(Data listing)
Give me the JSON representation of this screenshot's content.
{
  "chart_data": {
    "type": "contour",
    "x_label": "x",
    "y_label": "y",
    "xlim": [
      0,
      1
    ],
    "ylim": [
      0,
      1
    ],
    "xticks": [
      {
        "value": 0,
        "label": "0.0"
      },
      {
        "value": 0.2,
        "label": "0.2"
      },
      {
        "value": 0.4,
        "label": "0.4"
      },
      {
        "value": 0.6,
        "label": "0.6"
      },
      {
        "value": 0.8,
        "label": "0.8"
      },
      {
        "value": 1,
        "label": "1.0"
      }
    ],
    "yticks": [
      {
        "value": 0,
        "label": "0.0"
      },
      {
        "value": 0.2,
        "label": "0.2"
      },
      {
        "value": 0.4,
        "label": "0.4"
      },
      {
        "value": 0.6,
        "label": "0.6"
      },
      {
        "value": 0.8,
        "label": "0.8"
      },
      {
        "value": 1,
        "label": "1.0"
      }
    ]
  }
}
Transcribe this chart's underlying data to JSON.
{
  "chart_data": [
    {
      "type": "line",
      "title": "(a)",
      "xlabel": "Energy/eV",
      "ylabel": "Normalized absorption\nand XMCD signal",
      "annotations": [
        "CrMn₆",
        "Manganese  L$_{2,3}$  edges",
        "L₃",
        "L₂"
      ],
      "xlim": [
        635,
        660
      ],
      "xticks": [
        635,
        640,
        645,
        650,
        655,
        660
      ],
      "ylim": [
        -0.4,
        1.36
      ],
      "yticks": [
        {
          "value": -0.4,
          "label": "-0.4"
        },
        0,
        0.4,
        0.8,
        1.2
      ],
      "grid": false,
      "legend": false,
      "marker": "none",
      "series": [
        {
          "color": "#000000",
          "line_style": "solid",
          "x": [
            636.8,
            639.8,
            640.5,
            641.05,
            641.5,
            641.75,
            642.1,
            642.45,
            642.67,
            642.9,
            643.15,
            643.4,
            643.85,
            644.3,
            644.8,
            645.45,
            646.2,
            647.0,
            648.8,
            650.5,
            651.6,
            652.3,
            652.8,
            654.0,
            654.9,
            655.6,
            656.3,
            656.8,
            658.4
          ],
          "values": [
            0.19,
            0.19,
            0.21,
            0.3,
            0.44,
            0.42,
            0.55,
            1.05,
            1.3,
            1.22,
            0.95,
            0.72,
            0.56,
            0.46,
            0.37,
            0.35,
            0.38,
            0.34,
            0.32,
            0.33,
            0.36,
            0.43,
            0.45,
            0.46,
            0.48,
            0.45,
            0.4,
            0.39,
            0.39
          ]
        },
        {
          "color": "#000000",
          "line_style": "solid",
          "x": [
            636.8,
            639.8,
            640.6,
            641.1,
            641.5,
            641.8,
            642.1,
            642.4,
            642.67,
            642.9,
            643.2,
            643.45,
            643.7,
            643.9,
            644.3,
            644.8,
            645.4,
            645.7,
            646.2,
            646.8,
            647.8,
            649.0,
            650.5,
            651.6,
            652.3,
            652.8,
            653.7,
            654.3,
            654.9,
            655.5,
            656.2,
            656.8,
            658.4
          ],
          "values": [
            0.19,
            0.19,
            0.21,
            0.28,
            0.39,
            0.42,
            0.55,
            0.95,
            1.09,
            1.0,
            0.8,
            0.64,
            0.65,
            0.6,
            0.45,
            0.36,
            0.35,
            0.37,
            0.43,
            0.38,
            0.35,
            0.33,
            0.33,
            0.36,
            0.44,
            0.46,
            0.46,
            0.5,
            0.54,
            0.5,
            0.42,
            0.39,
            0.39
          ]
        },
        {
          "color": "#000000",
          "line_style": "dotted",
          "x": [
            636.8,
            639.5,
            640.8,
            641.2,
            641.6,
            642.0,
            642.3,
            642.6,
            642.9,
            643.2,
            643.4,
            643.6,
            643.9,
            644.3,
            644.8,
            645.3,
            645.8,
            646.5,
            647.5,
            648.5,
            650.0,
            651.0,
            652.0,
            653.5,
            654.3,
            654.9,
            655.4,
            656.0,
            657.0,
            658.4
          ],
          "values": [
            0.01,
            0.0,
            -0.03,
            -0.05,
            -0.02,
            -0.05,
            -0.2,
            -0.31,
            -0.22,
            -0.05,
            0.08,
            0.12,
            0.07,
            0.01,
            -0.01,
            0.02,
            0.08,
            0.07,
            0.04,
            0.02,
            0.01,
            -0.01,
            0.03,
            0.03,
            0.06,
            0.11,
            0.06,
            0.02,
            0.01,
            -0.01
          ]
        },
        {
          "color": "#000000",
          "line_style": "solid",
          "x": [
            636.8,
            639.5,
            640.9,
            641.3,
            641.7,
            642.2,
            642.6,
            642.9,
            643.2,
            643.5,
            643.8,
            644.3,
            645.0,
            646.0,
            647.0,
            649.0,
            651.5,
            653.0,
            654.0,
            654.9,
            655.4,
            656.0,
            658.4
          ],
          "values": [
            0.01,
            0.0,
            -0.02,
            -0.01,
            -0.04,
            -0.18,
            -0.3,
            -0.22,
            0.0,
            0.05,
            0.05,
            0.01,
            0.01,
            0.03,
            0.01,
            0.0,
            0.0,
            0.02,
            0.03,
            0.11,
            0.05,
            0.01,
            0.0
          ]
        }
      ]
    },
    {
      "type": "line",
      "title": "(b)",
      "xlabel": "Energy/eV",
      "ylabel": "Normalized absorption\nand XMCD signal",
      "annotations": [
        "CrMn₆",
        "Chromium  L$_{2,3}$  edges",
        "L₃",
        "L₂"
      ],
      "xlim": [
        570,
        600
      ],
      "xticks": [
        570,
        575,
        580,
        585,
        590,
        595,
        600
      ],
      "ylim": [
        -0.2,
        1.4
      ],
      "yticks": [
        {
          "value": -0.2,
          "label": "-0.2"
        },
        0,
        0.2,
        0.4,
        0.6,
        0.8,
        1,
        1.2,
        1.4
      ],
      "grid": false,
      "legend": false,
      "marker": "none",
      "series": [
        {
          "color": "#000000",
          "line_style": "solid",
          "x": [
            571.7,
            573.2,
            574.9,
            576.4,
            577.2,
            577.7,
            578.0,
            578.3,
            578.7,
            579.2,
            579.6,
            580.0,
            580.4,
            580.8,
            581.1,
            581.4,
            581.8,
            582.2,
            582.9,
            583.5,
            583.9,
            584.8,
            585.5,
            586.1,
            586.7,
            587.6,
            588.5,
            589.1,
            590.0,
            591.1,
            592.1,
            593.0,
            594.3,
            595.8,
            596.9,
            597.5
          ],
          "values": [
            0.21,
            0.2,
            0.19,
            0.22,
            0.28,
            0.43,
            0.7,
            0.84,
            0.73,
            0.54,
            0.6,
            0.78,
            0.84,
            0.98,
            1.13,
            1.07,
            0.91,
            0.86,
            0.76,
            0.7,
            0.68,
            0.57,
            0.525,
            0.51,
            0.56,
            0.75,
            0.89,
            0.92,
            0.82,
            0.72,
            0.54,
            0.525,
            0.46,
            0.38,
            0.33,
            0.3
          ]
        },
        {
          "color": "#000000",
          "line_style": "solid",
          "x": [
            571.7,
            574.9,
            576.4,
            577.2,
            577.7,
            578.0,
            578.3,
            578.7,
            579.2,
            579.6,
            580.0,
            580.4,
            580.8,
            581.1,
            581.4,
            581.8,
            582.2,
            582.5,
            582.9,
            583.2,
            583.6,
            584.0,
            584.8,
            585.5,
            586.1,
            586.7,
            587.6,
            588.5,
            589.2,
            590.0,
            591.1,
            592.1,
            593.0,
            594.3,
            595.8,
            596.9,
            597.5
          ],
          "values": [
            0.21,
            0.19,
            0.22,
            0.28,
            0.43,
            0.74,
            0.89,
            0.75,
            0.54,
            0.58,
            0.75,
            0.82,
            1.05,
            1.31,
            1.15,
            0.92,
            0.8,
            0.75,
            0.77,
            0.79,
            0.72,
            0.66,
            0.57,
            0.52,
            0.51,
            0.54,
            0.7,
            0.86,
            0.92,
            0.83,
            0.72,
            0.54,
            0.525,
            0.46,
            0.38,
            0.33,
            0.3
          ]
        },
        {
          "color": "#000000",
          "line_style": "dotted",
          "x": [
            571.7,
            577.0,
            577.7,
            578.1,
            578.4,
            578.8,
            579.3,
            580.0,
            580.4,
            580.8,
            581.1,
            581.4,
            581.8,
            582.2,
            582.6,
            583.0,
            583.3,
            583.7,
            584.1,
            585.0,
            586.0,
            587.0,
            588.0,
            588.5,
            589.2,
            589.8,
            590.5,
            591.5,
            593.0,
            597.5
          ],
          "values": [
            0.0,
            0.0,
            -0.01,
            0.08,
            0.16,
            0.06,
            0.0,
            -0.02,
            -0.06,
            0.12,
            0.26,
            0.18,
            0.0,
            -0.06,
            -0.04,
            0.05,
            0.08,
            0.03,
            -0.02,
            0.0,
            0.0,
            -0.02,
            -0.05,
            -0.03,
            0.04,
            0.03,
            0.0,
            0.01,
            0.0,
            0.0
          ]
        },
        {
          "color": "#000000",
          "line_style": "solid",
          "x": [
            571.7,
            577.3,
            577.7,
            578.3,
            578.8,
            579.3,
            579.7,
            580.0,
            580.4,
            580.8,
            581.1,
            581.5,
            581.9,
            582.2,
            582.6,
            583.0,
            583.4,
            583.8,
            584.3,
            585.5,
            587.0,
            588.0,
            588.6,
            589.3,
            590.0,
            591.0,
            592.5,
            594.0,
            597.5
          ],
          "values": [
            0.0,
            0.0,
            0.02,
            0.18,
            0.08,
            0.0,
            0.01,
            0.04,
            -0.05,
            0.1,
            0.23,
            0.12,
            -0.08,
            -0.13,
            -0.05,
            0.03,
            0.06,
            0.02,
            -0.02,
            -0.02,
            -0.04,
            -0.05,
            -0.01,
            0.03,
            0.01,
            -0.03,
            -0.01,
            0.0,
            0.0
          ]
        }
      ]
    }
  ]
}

> [What is expected]: Pick out each line in the material containing "this".

> [Correct result]:
Give me the JSON representation of this screenshot's content.
Transcribe this chart's underlying data to JSON.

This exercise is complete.